Dataset entries

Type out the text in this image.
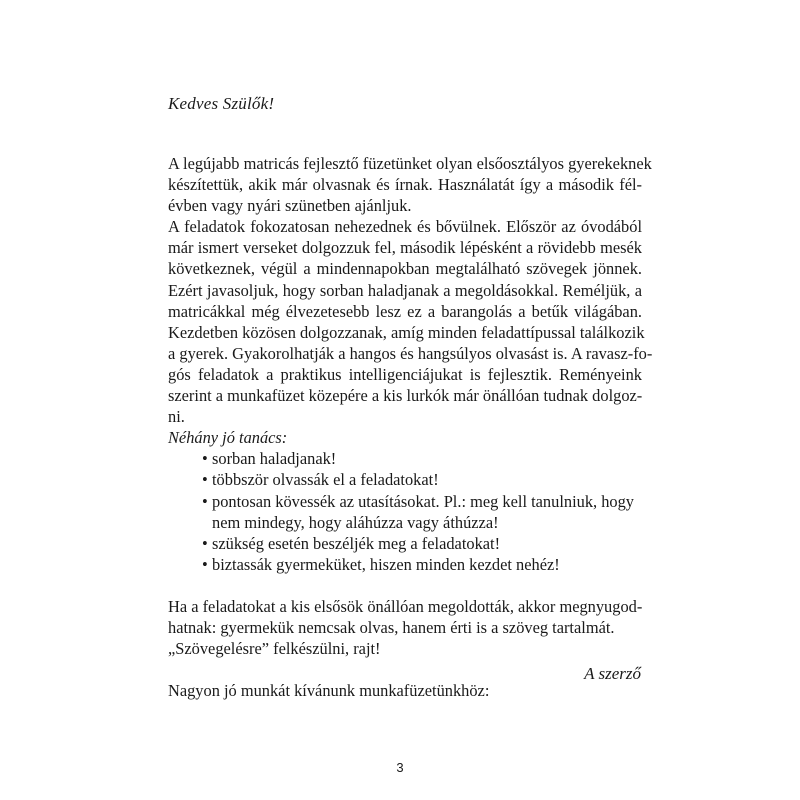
Kedves Szülők!

A legújabb matricás fejlesztő füzetünket olyan elsőosztályos gyerekeknek
készítettük, akik már olvasnak és írnak. Használatát így a második fél-
évben vagy nyári szünetben ajánljuk.
A feladatok fokozatosan nehezednek és bővülnek. Először az óvodából
már ismert verseket dolgozzuk fel, második lépésként a rövidebb mesék
következnek, végül a mindennapokban megtalálható szövegek jönnek.
Ezért javasoljuk, hogy sorban haladjanak a megoldásokkal. Reméljük, a
matricákkal még élvezetesebb lesz ez a barangolás a betűk világában.
Kezdetben közösen dolgozzanak, amíg minden feladattípussal találkozik
a gyerek. Gyakorolhatják a hangos és hangsúlyos olvasást is. A ravasz-fo-
gós feladatok a praktikus intelligenciájukat is fejlesztik. Reményeink
szerint a munkafüzet közepére a kis lurkók már önállóan tudnak dolgoz-
ni.
Néhány jó tanács:
• sorban haladjanak!
• többször olvassák el a feladatokat!
• pontosan kövessék az utasításokat. Pl.: meg kell tanulniuk, hogy
nem mindegy, hogy aláhúzza vagy áthúzza!
• szükség esetén beszéljék meg a feladatokat!
• biztassák gyermeküket, hiszen minden kezdet nehéz!
Ha a feladatokat a kis elsősök önállóan megoldották, akkor megnyugod-
hatnak: gyermekük nemcsak olvas, hanem érti is a szöveg tartalmát.
„Szövegelésre” felkészülni, rajt!
Nagyon jó munkát kívánunk munkafüzetünkhöz:

A szerző

3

* Task prompt *
Check every line for "vagy" and show the ones that have it.

* Full output *
évben vagy nyári szünetben ajánljuk.
nem mindegy, hogy aláhúzza vagy áthúzza!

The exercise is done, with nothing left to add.